*Problem requirements*:
Extract every line of the material that holds the string "nius".

*Data*:
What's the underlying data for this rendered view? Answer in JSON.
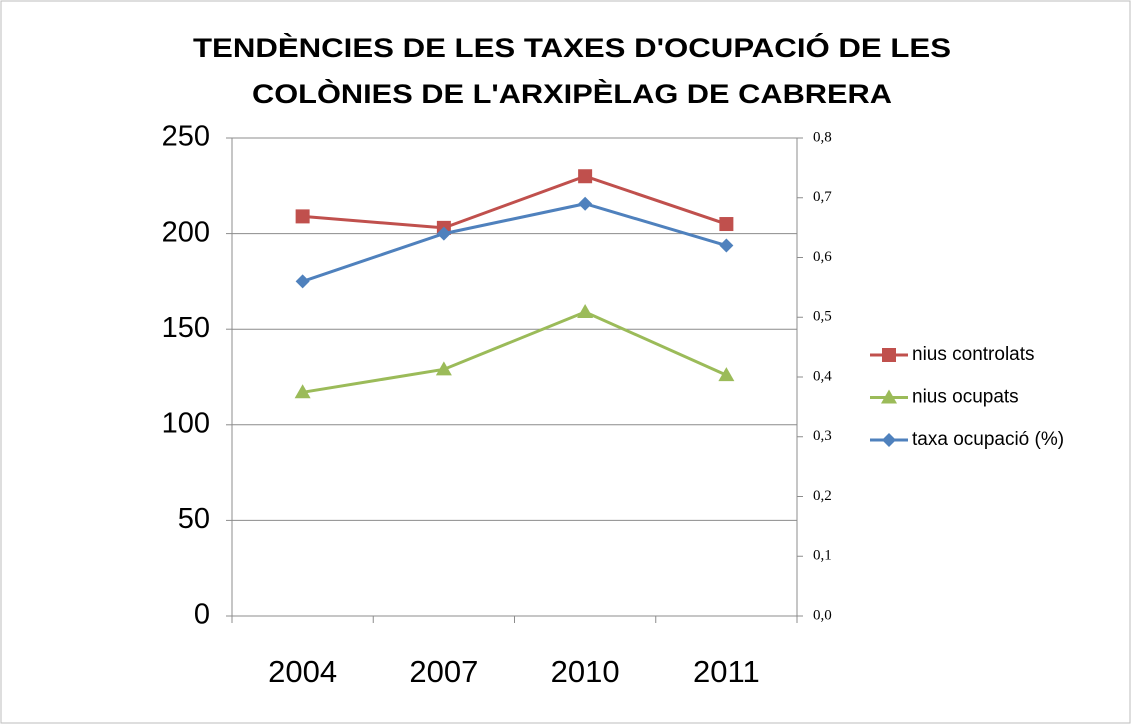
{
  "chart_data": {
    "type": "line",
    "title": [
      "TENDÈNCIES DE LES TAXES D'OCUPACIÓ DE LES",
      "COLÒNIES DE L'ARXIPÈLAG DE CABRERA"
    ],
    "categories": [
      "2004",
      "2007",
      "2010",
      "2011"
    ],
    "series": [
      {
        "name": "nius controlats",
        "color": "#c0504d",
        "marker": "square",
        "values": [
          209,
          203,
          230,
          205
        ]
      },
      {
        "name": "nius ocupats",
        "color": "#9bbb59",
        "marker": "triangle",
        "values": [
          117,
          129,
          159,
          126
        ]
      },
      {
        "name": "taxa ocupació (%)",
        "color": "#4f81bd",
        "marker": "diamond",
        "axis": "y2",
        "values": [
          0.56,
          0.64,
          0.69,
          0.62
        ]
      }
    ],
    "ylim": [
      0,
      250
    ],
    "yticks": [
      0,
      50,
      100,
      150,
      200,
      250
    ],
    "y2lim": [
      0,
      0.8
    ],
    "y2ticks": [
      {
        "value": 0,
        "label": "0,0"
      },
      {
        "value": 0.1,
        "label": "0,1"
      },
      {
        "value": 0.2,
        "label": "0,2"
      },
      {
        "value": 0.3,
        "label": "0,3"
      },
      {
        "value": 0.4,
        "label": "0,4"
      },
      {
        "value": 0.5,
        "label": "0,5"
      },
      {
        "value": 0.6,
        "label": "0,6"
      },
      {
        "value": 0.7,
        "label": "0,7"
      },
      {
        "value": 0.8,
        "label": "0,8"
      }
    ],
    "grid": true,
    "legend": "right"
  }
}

*Task response*:
        "name": "nius controlats",
        "name": "nius ocupats",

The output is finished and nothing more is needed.